* **WRITTEN REQUEST**
In the listing that follows, how many lines contain the string "Flag"? Provide only the number.
────────────────────────────────────────
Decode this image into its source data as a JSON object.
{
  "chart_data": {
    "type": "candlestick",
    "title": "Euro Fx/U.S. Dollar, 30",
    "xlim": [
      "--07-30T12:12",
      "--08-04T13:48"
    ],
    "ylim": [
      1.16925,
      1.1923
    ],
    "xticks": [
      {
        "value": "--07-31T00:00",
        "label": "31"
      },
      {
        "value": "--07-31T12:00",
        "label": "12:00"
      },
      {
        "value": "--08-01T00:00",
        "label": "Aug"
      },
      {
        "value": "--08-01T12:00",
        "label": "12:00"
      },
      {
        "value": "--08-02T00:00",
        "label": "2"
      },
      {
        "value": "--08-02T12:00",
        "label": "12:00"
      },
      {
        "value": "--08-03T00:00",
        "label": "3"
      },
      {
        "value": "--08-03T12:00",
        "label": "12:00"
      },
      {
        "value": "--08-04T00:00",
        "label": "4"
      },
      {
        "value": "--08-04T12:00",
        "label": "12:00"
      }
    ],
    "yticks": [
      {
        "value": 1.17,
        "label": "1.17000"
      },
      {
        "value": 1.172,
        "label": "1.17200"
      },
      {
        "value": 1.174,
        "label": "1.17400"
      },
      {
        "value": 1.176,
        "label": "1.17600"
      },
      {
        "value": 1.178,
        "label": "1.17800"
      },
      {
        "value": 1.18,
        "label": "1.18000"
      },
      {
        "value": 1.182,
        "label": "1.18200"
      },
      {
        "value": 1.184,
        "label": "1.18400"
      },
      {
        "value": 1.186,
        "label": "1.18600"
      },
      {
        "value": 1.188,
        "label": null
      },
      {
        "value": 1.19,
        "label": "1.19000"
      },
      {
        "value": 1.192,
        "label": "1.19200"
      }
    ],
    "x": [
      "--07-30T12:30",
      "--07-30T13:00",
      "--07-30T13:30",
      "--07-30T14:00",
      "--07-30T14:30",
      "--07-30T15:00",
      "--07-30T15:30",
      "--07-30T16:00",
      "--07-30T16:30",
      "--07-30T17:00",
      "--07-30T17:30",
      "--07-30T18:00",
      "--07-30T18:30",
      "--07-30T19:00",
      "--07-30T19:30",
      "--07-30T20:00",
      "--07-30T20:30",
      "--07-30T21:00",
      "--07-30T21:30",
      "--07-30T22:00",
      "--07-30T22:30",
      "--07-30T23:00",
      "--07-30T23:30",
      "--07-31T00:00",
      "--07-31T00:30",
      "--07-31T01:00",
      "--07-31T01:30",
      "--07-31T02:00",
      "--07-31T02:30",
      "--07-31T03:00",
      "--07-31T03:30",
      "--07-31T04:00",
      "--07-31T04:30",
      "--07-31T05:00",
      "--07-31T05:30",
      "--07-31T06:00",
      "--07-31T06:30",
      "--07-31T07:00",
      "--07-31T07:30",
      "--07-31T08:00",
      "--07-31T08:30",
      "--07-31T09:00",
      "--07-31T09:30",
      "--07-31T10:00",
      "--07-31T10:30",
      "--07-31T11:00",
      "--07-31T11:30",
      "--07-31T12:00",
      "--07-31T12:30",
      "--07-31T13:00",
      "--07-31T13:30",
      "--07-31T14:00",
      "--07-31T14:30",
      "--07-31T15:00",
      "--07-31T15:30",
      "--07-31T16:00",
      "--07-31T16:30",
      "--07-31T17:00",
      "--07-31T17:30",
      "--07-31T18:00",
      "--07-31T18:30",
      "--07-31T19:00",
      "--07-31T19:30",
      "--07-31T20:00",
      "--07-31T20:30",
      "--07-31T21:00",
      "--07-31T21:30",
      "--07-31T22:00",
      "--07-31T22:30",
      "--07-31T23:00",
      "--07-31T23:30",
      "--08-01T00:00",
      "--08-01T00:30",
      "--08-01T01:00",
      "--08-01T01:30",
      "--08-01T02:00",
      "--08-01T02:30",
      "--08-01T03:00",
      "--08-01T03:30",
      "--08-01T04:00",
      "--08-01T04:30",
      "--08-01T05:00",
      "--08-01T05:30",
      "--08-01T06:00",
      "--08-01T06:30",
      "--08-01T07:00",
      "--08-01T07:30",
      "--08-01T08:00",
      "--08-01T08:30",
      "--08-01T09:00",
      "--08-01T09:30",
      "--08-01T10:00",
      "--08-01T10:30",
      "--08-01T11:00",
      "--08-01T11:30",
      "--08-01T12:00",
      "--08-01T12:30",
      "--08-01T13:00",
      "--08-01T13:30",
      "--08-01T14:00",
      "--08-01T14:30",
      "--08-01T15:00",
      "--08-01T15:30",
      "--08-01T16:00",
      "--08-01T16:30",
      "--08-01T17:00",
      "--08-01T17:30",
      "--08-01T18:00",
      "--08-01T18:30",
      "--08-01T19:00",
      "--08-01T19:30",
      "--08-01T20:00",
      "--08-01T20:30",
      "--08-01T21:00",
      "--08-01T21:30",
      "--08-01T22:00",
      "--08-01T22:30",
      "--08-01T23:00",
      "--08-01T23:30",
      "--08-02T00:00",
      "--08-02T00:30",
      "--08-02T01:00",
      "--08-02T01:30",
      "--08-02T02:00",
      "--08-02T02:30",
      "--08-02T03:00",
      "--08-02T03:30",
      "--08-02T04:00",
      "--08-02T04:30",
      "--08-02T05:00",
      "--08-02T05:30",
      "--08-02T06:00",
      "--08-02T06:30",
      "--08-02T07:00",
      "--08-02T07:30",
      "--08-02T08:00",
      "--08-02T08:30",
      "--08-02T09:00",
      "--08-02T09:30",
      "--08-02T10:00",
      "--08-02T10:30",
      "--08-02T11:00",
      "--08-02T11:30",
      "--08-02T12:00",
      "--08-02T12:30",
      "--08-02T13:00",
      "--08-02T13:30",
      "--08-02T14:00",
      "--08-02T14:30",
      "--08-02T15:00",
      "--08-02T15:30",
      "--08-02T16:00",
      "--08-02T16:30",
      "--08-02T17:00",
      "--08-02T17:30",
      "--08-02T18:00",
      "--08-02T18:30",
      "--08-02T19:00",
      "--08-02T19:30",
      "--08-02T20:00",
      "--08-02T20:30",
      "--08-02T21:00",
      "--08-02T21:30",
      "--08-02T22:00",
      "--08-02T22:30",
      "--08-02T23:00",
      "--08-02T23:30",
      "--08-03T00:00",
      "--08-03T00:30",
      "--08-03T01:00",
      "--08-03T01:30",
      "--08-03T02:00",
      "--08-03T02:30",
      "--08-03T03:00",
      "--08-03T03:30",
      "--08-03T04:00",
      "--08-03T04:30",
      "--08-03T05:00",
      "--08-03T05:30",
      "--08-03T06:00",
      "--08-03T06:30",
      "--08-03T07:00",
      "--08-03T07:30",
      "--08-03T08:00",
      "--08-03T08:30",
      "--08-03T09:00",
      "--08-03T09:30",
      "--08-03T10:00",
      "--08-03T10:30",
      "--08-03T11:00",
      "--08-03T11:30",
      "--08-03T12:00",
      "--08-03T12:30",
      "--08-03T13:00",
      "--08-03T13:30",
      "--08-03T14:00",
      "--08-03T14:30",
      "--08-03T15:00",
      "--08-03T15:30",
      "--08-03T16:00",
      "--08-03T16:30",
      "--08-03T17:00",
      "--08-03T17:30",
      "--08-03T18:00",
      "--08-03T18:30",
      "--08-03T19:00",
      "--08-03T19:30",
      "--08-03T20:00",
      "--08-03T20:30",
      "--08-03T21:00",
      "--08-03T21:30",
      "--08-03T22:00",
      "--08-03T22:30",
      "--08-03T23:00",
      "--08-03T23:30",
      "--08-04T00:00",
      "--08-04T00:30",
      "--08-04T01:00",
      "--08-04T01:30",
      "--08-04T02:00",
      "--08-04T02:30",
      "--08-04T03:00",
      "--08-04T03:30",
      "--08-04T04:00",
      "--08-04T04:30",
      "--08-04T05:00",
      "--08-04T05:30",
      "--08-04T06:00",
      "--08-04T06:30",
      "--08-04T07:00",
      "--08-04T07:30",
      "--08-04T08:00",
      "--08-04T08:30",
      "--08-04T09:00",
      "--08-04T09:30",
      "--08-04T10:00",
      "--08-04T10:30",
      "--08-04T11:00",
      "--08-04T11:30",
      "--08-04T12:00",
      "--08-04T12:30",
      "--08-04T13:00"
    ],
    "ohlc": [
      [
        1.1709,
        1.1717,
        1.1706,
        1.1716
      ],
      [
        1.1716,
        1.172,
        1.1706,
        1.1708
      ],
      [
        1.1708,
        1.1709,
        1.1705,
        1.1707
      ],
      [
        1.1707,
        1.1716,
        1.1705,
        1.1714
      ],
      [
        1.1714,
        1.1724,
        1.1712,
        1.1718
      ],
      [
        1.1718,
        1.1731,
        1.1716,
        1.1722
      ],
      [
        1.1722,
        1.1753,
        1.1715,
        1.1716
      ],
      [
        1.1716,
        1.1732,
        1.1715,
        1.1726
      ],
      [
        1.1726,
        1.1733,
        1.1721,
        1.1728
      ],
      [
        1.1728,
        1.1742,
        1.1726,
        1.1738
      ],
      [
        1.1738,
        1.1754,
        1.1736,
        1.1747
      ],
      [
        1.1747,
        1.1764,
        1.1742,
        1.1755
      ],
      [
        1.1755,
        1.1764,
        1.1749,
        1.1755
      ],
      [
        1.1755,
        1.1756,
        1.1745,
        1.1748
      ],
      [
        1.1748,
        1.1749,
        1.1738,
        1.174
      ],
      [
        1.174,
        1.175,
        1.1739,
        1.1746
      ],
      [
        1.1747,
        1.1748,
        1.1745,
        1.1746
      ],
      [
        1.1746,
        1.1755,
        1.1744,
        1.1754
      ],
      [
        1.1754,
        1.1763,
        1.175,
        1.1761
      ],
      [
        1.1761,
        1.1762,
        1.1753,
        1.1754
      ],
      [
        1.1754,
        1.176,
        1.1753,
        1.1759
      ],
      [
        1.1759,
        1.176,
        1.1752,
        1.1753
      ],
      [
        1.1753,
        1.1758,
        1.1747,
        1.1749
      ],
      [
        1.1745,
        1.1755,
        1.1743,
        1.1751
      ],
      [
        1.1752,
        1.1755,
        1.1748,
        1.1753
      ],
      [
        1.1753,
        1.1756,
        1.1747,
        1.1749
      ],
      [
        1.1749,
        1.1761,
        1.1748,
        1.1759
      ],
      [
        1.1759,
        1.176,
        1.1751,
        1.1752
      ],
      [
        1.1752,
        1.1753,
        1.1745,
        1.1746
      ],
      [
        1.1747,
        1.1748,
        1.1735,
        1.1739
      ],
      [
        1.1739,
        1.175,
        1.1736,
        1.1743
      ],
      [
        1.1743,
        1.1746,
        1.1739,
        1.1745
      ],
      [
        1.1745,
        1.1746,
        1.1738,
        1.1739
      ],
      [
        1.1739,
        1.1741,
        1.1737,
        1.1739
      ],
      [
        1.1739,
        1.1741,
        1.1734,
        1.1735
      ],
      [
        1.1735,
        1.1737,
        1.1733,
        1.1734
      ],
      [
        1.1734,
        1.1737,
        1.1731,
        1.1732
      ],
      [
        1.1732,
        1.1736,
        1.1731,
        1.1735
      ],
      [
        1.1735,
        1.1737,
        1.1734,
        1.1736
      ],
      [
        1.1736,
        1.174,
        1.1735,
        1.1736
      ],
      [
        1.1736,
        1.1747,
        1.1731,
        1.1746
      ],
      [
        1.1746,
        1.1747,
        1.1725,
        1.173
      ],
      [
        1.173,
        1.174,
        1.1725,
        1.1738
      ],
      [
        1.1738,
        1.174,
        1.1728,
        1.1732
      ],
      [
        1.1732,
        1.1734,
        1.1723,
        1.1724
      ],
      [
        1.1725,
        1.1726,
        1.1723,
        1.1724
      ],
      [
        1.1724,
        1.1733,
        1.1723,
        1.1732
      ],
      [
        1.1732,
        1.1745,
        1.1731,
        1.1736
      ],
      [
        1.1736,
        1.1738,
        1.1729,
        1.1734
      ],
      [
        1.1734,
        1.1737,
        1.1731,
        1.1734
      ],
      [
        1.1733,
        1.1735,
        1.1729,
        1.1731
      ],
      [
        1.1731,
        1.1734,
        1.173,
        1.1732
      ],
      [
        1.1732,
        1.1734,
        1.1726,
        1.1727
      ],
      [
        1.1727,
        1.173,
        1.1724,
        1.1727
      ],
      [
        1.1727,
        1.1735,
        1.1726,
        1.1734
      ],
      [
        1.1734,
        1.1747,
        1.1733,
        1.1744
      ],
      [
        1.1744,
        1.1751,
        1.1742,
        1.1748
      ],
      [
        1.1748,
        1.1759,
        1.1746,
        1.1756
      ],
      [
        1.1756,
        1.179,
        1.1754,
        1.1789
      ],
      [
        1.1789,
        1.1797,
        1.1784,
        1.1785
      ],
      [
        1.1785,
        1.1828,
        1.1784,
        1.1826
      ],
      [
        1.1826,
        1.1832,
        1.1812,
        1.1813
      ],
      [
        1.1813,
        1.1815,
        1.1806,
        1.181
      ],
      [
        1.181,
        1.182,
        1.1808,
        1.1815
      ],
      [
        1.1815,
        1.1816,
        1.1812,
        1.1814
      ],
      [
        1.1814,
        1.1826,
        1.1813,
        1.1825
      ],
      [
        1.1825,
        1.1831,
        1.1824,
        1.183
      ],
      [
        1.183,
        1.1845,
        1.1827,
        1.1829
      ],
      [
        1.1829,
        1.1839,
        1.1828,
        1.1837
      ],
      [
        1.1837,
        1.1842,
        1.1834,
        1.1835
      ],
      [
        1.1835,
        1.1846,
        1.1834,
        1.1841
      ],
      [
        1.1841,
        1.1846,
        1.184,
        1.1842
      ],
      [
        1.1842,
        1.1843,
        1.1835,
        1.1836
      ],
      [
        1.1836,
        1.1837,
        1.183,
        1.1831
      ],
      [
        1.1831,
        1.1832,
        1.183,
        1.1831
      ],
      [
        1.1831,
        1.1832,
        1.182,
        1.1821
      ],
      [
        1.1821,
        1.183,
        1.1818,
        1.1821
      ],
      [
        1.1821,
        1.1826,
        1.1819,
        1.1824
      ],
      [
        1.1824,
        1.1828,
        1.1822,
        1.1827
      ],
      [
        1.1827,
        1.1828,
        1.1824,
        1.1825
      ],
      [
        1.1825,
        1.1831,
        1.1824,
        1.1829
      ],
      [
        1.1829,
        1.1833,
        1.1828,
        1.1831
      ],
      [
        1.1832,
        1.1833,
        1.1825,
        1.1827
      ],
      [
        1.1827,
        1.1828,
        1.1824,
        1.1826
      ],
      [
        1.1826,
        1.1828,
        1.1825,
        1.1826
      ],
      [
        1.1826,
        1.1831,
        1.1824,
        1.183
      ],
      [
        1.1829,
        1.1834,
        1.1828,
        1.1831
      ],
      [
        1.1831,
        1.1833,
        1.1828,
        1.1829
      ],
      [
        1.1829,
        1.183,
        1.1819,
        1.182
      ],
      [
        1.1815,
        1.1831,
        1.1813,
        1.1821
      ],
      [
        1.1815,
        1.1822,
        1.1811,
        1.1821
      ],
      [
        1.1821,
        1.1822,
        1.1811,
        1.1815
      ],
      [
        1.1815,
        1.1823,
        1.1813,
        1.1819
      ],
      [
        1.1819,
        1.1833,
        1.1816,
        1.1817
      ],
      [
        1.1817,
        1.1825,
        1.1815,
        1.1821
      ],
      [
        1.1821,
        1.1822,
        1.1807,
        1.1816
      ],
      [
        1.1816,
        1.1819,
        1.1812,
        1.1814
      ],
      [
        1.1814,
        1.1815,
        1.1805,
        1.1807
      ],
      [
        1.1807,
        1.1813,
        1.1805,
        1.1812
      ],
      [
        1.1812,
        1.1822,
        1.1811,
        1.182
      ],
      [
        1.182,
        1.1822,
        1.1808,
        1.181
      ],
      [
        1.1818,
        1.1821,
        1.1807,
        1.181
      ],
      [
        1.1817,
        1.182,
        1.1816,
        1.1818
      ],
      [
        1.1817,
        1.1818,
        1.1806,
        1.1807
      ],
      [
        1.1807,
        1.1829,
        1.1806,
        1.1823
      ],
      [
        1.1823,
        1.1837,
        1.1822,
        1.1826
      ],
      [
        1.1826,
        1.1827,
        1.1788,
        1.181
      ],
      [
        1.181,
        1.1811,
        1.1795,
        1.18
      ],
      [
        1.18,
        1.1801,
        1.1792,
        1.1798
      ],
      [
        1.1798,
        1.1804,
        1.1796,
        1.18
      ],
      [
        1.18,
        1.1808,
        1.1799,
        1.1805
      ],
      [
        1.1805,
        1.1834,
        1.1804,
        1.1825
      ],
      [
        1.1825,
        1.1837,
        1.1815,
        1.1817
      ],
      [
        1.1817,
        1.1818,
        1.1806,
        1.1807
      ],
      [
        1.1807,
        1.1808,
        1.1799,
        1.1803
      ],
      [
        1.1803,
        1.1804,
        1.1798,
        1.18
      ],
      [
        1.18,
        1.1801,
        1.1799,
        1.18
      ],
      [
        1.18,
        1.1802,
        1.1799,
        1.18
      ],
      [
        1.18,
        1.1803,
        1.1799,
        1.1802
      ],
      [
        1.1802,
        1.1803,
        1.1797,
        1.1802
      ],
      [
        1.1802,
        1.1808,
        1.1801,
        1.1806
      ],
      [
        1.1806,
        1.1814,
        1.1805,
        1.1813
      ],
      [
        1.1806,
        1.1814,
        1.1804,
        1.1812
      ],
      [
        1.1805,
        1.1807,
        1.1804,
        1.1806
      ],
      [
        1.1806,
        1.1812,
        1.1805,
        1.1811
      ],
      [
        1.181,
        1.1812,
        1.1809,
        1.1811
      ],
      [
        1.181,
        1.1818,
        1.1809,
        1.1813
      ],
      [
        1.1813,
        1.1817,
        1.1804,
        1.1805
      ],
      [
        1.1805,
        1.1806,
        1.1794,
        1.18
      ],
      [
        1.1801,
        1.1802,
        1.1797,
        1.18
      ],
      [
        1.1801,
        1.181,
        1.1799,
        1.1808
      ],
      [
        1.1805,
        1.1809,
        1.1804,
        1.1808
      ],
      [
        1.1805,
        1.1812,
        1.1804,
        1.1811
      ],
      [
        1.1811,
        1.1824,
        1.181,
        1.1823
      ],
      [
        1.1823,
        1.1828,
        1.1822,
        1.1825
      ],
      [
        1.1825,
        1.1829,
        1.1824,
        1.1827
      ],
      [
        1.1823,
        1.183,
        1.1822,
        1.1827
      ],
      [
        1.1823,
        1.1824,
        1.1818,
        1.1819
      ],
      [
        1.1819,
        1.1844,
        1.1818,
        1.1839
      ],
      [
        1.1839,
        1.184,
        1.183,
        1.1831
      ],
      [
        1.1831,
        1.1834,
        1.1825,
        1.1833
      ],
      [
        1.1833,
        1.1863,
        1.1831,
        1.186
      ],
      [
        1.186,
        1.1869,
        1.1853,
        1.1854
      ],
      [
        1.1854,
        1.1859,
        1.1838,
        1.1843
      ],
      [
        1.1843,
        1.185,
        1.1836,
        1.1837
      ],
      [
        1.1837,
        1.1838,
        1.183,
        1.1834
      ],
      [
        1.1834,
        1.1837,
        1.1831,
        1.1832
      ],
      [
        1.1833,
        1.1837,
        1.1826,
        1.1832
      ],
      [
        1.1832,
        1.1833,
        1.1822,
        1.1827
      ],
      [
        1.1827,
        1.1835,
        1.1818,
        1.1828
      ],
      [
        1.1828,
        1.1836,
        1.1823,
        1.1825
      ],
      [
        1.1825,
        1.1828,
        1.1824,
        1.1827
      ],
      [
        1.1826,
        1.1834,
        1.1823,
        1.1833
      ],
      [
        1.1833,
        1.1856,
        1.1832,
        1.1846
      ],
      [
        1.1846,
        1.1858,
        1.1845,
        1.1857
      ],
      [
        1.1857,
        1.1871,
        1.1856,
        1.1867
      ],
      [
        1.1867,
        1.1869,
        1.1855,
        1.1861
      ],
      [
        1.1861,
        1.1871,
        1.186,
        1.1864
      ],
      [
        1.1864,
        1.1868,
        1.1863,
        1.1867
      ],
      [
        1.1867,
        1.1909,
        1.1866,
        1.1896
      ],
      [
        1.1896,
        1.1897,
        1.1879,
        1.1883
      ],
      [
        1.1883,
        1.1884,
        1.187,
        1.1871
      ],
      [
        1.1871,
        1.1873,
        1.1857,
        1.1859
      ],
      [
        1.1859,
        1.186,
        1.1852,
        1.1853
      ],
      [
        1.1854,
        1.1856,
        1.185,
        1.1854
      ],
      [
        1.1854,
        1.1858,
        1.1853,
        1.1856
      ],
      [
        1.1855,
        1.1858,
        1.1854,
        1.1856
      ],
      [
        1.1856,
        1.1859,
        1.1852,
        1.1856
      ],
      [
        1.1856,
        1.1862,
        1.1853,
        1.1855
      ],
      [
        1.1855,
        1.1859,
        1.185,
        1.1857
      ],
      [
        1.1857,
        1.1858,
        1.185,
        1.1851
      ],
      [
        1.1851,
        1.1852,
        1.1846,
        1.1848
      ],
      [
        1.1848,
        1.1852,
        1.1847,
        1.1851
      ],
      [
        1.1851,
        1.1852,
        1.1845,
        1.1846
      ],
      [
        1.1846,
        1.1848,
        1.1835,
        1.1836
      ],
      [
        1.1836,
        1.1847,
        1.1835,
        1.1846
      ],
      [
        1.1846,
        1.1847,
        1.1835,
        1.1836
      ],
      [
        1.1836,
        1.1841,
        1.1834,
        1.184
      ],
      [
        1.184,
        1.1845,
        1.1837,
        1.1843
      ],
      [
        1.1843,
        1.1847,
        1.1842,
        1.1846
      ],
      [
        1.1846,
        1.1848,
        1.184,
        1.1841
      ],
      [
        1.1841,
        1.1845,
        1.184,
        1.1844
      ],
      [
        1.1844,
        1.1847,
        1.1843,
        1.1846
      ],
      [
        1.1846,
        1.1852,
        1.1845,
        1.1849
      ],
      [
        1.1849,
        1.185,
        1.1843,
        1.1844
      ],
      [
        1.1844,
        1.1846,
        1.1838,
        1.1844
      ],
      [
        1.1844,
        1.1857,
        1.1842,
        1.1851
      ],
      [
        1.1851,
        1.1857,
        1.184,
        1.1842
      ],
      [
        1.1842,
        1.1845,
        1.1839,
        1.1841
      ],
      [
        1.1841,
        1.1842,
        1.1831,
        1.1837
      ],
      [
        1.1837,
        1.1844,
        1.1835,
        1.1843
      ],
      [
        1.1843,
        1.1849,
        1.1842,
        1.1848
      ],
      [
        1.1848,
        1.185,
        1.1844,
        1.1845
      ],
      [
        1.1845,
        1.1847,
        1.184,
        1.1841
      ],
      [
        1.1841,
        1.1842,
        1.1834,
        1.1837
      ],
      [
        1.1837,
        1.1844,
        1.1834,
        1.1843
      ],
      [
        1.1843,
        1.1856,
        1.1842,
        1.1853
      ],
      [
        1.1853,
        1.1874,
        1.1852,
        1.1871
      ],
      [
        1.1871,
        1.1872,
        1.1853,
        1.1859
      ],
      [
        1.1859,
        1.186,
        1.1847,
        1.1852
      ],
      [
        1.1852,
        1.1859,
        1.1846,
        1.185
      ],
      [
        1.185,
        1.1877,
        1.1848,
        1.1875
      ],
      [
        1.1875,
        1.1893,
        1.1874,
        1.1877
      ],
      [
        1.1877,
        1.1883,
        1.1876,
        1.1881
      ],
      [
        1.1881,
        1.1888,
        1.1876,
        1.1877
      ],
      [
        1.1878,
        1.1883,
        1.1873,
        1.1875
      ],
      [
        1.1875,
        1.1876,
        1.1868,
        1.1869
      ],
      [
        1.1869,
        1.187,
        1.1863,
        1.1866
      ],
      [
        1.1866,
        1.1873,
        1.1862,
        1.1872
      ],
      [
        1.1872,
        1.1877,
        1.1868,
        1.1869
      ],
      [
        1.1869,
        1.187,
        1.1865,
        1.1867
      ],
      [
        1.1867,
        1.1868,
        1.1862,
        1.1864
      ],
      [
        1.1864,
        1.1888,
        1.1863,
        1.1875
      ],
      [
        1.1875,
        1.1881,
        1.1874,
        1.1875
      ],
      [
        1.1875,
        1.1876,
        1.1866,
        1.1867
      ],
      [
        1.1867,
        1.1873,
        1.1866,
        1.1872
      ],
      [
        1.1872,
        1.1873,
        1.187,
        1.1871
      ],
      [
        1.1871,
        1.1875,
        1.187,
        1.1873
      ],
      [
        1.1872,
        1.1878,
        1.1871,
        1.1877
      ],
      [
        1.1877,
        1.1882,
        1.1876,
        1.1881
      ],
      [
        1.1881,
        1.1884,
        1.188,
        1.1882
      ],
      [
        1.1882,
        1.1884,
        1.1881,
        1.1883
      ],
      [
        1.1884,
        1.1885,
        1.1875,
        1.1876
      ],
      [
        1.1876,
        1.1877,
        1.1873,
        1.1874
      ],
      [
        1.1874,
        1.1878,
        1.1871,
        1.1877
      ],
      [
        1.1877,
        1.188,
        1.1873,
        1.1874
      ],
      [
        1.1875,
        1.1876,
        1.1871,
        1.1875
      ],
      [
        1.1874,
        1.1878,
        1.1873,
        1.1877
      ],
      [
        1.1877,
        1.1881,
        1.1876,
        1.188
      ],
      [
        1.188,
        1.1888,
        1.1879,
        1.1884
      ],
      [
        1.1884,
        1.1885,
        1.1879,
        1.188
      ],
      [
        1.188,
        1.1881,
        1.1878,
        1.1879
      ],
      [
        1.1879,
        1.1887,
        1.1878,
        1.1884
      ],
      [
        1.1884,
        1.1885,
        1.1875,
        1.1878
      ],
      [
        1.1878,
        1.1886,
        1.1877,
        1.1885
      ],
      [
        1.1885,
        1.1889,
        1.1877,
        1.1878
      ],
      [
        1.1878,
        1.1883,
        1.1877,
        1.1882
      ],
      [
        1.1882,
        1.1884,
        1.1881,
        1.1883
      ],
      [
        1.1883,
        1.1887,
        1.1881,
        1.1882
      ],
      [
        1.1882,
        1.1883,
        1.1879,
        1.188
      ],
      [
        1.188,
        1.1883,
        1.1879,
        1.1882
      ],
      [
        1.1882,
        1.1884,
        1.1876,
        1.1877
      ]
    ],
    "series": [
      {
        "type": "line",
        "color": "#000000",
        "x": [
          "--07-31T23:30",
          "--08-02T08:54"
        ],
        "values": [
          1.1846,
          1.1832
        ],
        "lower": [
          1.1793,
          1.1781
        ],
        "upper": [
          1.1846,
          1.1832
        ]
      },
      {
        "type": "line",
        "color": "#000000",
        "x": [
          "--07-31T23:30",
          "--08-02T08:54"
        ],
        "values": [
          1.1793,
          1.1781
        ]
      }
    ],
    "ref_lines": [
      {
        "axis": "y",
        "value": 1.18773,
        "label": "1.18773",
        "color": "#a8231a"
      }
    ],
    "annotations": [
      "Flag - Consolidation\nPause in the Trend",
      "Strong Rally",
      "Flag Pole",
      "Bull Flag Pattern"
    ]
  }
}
────────────────────────────────────────
* **IN RESPONSE**
3